**Set exercise**: Below is a block of records. Copy every line in it that contains the word "NATURAL".

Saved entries
....
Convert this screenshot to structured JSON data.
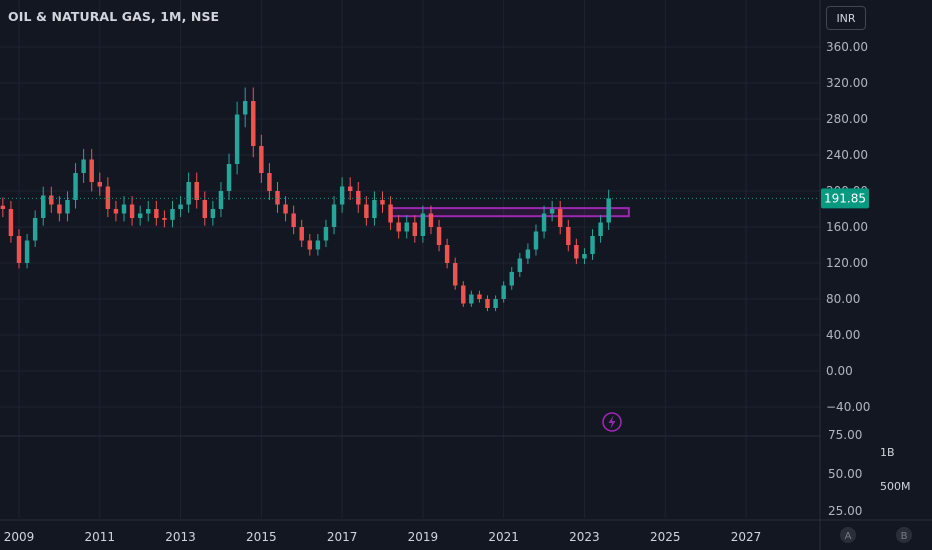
{
  "header": {
    "title": "OIL & NATURAL GAS, 1M, NSE"
  },
  "currency_button": {
    "label": "INR"
  },
  "price_axis": {
    "ticks": [
      "360.00",
      "320.00",
      "280.00",
      "240.00",
      "200.00",
      "160.00",
      "120.00",
      "80.00",
      "40.00",
      "0.00",
      "−40.00"
    ],
    "last_price_label": "191.85"
  },
  "volume_axis": {
    "left_ticks": [
      "75.00",
      "50.00",
      "25.00"
    ],
    "right_ticks": [
      "1B",
      "500M"
    ]
  },
  "time_axis": {
    "ticks": [
      "2009",
      "2011",
      "2013",
      "2015",
      "2017",
      "2019",
      "2021",
      "2023",
      "2025",
      "2027"
    ]
  },
  "scale_buttons": {
    "a": "A",
    "b": "B"
  },
  "colors": {
    "up": "#26a69a",
    "down": "#ef5350",
    "zone": "#9c27b0",
    "last_price": "#089981",
    "background": "#131722"
  },
  "icons": {
    "alert": "lightning-bolt-icon"
  },
  "chart_data": {
    "type": "candlestick",
    "title": "OIL & NATURAL GAS, 1M, NSE",
    "interval": "1M",
    "currency": "INR",
    "ylim": [
      -50,
      375
    ],
    "xlim": [
      2008.6,
      2028.6
    ],
    "grid": true,
    "last_price": 191.85,
    "resistance_zone": {
      "x_start": 2018.2,
      "x_end": 2024.1,
      "y_low": 172,
      "y_high": 181
    },
    "x": [
      2008.6,
      2008.8,
      2009.0,
      2009.2,
      2009.4,
      2009.6,
      2009.8,
      2010.0,
      2010.2,
      2010.4,
      2010.6,
      2010.8,
      2011.0,
      2011.2,
      2011.4,
      2011.6,
      2011.8,
      2012.0,
      2012.2,
      2012.4,
      2012.6,
      2012.8,
      2013.0,
      2013.2,
      2013.4,
      2013.6,
      2013.8,
      2014.0,
      2014.2,
      2014.4,
      2014.6,
      2014.8,
      2015.0,
      2015.2,
      2015.4,
      2015.6,
      2015.8,
      2016.0,
      2016.2,
      2016.4,
      2016.6,
      2016.8,
      2017.0,
      2017.2,
      2017.4,
      2017.6,
      2017.8,
      2018.0,
      2018.2,
      2018.4,
      2018.6,
      2018.8,
      2019.0,
      2019.2,
      2019.4,
      2019.6,
      2019.8,
      2020.0,
      2020.2,
      2020.4,
      2020.6,
      2020.8,
      2021.0,
      2021.2,
      2021.4,
      2021.6,
      2021.8,
      2022.0,
      2022.2,
      2022.4,
      2022.6,
      2022.8,
      2023.0,
      2023.2,
      2023.4,
      2023.6
    ],
    "close": [
      180,
      150,
      120,
      145,
      170,
      195,
      185,
      175,
      190,
      220,
      235,
      210,
      205,
      180,
      175,
      185,
      170,
      175,
      180,
      170,
      168,
      180,
      185,
      210,
      190,
      170,
      180,
      200,
      230,
      285,
      300,
      250,
      220,
      200,
      185,
      175,
      160,
      145,
      135,
      145,
      160,
      185,
      205,
      200,
      185,
      170,
      190,
      185,
      165,
      155,
      165,
      150,
      175,
      160,
      140,
      120,
      95,
      75,
      85,
      80,
      70,
      80,
      95,
      110,
      125,
      135,
      155,
      175,
      180,
      160,
      140,
      125,
      130,
      150,
      165,
      191.85
    ]
  }
}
....
**Response**:
    "title": "OIL & NATURAL GAS, 1M, NSE"
    "title": "OIL & NATURAL GAS, 1M, NSE",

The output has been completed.